Stated task
Go through the entries one line at a time, and gather every line that has the word "πλαστικά".

Data shown
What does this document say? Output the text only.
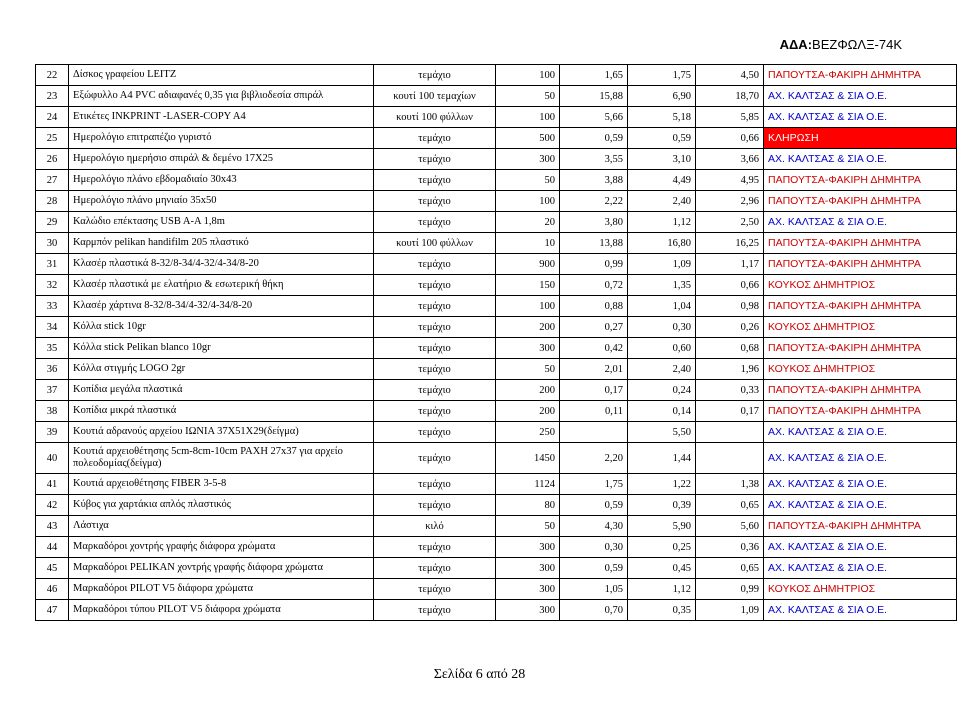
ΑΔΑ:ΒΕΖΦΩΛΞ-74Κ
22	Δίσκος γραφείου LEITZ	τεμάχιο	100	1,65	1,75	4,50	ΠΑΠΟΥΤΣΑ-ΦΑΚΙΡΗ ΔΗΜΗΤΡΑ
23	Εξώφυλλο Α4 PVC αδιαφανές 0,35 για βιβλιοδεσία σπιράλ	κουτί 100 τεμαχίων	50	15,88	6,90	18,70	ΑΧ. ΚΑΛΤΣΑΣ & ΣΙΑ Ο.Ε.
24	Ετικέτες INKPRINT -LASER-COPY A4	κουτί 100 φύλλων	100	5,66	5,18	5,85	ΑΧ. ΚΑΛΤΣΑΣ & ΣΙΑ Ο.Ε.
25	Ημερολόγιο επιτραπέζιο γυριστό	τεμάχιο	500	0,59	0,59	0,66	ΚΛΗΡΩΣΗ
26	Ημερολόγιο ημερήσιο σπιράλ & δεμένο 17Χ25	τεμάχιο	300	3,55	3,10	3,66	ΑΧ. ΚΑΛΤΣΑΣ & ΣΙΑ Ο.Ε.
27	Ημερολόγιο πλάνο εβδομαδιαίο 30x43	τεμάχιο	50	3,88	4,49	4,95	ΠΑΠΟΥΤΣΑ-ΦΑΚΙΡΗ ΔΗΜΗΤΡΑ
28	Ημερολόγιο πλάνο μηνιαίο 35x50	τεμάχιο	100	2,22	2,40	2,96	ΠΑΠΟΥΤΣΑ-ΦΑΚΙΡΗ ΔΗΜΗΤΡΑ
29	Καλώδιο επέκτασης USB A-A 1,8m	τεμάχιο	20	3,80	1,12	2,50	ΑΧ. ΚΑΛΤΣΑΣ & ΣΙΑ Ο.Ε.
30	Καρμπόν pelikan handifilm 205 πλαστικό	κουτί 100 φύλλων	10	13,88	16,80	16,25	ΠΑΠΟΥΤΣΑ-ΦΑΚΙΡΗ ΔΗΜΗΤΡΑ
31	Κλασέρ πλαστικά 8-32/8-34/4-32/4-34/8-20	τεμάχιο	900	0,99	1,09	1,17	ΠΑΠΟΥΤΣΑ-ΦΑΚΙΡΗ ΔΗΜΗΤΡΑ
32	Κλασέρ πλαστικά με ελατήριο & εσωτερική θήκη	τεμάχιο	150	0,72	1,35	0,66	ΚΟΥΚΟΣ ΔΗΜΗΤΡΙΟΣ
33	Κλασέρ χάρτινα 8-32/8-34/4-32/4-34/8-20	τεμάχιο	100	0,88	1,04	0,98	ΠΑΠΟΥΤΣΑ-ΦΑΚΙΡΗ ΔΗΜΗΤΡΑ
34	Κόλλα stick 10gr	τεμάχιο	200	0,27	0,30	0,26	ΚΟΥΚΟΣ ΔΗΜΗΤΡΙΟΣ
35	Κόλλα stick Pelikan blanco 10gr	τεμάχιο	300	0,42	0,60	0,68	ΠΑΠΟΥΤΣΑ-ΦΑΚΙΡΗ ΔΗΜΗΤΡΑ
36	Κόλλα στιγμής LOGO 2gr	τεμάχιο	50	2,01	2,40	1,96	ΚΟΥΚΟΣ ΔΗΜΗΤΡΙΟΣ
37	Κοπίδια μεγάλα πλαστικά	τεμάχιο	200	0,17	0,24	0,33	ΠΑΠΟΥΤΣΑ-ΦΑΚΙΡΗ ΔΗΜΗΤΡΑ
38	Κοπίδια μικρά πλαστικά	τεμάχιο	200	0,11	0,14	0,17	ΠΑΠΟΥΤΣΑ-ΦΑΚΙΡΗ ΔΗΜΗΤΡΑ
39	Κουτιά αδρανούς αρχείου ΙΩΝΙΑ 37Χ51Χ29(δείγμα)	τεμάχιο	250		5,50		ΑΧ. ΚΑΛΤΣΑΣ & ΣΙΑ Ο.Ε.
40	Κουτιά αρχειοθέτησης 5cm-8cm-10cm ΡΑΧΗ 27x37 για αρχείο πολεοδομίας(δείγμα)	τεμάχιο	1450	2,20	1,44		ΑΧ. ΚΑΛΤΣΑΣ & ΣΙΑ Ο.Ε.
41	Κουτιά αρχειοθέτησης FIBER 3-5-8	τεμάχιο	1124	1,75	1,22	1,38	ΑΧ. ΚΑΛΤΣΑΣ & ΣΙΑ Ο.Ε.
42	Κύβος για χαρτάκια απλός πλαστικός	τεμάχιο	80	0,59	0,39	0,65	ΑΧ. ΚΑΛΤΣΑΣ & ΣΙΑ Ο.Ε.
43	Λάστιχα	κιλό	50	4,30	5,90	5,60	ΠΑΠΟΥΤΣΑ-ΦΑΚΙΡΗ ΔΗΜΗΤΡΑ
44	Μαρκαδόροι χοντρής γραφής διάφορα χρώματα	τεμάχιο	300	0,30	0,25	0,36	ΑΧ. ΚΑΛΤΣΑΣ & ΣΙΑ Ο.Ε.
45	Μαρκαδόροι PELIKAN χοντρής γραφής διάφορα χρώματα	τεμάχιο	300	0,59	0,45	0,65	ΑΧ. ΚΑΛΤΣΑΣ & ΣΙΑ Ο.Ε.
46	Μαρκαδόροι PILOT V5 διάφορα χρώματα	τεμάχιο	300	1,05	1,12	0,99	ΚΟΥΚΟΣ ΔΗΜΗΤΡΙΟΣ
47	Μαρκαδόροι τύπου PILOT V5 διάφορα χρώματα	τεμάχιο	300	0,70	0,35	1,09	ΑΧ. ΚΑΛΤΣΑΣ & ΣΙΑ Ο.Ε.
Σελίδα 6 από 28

Task result
31	Κλασέρ πλαστικά 8-32/8-34/4-32/4-34/8-20	τεμάχιο	900	0,99	1,09	1,17	ΠΑΠΟΥΤΣΑ-ΦΑΚΙΡΗ ΔΗΜΗΤΡΑ
32	Κλασέρ πλαστικά με ελατήριο & εσωτερική θήκη	τεμάχιο	150	0,72	1,35	0,66	ΚΟΥΚΟΣ ΔΗΜΗΤΡΙΟΣ
37	Κοπίδια μεγάλα πλαστικά	τεμάχιο	200	0,17	0,24	0,33	ΠΑΠΟΥΤΣΑ-ΦΑΚΙΡΗ ΔΗΜΗΤΡΑ
38	Κοπίδια μικρά πλαστικά	τεμάχιο	200	0,11	0,14	0,17	ΠΑΠΟΥΤΣΑ-ΦΑΚΙΡΗ ΔΗΜΗΤΡΑ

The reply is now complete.